INPUT ROWS ▸
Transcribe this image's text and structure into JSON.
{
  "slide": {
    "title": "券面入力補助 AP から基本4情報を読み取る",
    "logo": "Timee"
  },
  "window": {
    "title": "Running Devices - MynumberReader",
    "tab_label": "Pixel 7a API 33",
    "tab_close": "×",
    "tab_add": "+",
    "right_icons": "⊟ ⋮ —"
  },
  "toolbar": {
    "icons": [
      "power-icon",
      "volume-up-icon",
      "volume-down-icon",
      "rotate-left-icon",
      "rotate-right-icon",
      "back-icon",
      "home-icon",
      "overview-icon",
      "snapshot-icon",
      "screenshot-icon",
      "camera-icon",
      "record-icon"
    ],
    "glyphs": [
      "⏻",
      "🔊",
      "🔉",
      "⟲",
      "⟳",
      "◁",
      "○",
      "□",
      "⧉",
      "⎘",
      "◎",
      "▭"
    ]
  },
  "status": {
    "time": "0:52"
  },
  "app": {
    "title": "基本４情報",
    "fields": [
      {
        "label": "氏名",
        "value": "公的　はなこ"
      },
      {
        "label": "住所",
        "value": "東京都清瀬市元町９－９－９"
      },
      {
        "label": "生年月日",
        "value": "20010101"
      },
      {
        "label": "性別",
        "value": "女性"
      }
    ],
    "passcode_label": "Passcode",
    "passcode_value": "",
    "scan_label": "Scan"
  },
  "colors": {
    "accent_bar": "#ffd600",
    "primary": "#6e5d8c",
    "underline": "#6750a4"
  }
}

==

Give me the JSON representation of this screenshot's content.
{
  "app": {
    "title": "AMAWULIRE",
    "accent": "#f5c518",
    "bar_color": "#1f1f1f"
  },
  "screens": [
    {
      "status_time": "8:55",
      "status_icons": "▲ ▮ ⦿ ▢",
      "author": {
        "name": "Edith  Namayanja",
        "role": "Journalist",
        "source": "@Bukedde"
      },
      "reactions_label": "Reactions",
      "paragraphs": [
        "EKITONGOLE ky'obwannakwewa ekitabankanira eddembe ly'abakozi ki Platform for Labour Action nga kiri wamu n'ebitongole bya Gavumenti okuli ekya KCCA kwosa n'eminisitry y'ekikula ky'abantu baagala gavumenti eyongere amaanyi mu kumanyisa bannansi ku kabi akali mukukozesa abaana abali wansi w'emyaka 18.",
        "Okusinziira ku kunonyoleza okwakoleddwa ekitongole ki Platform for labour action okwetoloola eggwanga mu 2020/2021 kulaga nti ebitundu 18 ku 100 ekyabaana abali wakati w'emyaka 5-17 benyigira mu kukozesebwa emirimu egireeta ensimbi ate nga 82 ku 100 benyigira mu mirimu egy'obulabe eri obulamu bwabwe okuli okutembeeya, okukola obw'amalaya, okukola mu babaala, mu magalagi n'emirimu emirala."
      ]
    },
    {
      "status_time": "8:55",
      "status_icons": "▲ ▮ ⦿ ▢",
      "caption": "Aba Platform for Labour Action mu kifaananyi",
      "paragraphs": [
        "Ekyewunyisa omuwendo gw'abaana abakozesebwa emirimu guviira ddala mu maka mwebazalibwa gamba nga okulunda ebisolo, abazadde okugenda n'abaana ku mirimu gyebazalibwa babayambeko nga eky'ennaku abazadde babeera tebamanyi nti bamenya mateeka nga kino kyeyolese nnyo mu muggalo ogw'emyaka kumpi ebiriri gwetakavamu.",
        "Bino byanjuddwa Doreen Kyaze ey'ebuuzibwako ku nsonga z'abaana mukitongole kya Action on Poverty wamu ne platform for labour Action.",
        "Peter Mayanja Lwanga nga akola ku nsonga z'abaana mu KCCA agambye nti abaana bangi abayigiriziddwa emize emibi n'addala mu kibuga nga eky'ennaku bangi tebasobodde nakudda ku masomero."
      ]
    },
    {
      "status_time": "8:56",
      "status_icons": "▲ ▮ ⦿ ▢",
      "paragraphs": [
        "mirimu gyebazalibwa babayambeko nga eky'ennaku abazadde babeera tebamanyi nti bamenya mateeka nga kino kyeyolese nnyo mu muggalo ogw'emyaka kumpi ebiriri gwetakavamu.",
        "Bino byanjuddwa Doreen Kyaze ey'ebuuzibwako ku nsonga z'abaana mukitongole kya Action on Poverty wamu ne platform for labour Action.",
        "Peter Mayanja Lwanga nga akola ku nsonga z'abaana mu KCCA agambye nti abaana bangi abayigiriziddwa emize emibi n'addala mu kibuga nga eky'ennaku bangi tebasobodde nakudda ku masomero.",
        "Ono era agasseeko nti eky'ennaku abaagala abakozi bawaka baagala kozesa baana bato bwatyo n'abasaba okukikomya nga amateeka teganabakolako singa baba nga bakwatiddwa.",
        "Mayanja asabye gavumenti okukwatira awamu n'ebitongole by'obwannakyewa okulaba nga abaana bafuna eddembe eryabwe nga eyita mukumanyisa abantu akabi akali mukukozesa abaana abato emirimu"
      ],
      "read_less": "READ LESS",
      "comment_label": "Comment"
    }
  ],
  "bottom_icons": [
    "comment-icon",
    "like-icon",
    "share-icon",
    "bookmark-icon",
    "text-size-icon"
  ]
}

...

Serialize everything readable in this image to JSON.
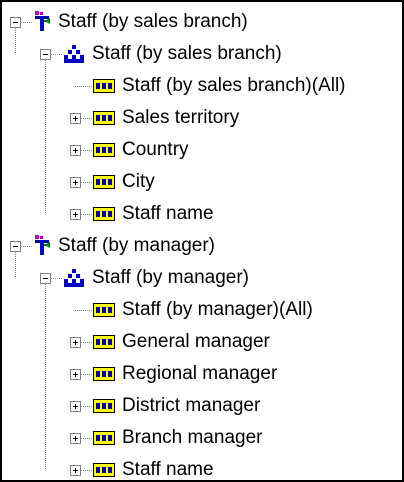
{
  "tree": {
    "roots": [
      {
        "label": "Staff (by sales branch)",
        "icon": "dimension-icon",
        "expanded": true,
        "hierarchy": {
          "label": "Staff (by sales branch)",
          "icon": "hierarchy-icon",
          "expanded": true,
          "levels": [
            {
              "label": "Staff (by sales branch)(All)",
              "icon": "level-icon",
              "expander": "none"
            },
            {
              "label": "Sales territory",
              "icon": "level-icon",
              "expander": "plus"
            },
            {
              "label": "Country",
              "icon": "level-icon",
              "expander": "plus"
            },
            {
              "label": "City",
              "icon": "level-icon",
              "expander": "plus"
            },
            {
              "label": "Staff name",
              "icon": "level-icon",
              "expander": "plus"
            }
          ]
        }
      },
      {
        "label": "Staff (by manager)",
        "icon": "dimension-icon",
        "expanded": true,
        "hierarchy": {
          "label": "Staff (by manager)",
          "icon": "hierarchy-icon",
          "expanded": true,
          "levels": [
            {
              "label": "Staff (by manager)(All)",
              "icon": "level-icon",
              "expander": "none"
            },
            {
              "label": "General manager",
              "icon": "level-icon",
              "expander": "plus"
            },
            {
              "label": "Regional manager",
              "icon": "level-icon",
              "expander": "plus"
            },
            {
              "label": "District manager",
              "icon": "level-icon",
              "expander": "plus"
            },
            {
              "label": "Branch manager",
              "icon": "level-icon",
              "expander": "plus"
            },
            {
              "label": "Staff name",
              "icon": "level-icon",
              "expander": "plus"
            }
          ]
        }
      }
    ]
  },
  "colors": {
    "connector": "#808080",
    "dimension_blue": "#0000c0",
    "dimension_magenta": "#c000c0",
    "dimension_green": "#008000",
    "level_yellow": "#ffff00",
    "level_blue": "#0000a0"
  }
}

DO THIS ▸ Reproduce each line of the material containing the word "emize".

ANSWER BELOW ▸
        "Peter Mayanja Lwanga nga akola ku nsonga z'abaana mu KCCA agambye nti abaana bangi abayigiriziddwa emize emibi n'addala mu kibuga nga eky'ennaku bangi tebasobodde nakudda ku masomero."
        "Peter Mayanja Lwanga nga akola ku nsonga z'abaana mu KCCA agambye nti abaana bangi abayigiriziddwa emize emibi n'addala mu kibuga nga eky'ennaku bangi tebasobodde nakudda ku masomero.",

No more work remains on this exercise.